═══ Source data

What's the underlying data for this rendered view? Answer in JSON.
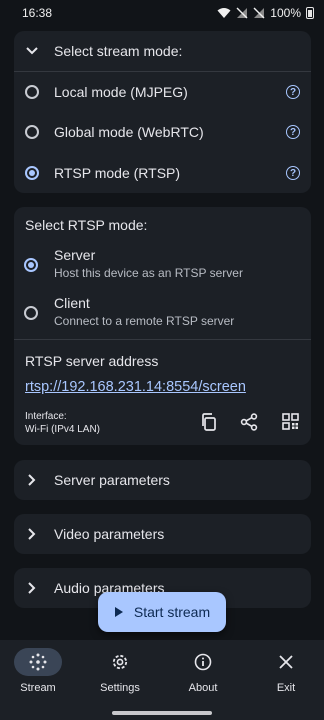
{
  "status_bar": {
    "time": "16:38",
    "battery_percent": "100%"
  },
  "stream_mode": {
    "title": "Select stream mode:",
    "options": [
      {
        "label": "Local mode (MJPEG)",
        "selected": false
      },
      {
        "label": "Global mode (WebRTC)",
        "selected": false
      },
      {
        "label": "RTSP mode (RTSP)",
        "selected": true
      }
    ],
    "help_glyph": "?"
  },
  "rtsp_mode": {
    "title": "Select RTSP mode:",
    "options": [
      {
        "label": "Server",
        "description": "Host this device as an RTSP server",
        "selected": true
      },
      {
        "label": "Client",
        "description": "Connect to a remote RTSP server",
        "selected": false
      }
    ],
    "address_title": "RTSP server address",
    "address": "rtsp://192.168.231.14:8554/screen",
    "interface_label": "Interface:",
    "interface_value": "Wi-Fi (IPv4 LAN)"
  },
  "sections": {
    "server_parameters": "Server parameters",
    "video_parameters": "Video parameters",
    "audio_parameters": "Audio parameters"
  },
  "fab": {
    "label": "Start stream"
  },
  "nav": {
    "stream": "Stream",
    "settings": "Settings",
    "about": "About",
    "exit": "Exit"
  },
  "colors": {
    "accent": "#a9c7ff",
    "background": "#111418",
    "surface": "#1c2026"
  }
}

══════

● What is being asked:
Output, exactly, all the records above; include no pictures.

● Response to the task:
What's the underlying data for this rendered view? Answer in JSON.
{
  "status_bar": {
    "time": "16:38",
    "battery_percent": "100%"
  },
  "stream_mode": {
    "title": "Select stream mode:",
    "options": [
      {
        "label": "Local mode (MJPEG)",
        "selected": false
      },
      {
        "label": "Global mode (WebRTC)",
        "selected": false
      },
      {
        "label": "RTSP mode (RTSP)",
        "selected": true
      }
    ],
    "help_glyph": "?"
  },
  "rtsp_mode": {
    "title": "Select RTSP mode:",
    "options": [
      {
        "label": "Server",
        "description": "Host this device as an RTSP server",
        "selected": true
      },
      {
        "label": "Client",
        "description": "Connect to a remote RTSP server",
        "selected": false
      }
    ],
    "address_title": "RTSP server address",
    "address": "rtsp://192.168.231.14:8554/screen",
    "interface_label": "Interface:",
    "interface_value": "Wi-Fi (IPv4 LAN)"
  },
  "sections": {
    "server_parameters": "Server parameters",
    "video_parameters": "Video parameters",
    "audio_parameters": "Audio parameters"
  },
  "fab": {
    "label": "Start stream"
  },
  "nav": {
    "stream": "Stream",
    "settings": "Settings",
    "about": "About",
    "exit": "Exit"
  },
  "colors": {
    "accent": "#a9c7ff",
    "background": "#111418",
    "surface": "#1c2026"
  }
}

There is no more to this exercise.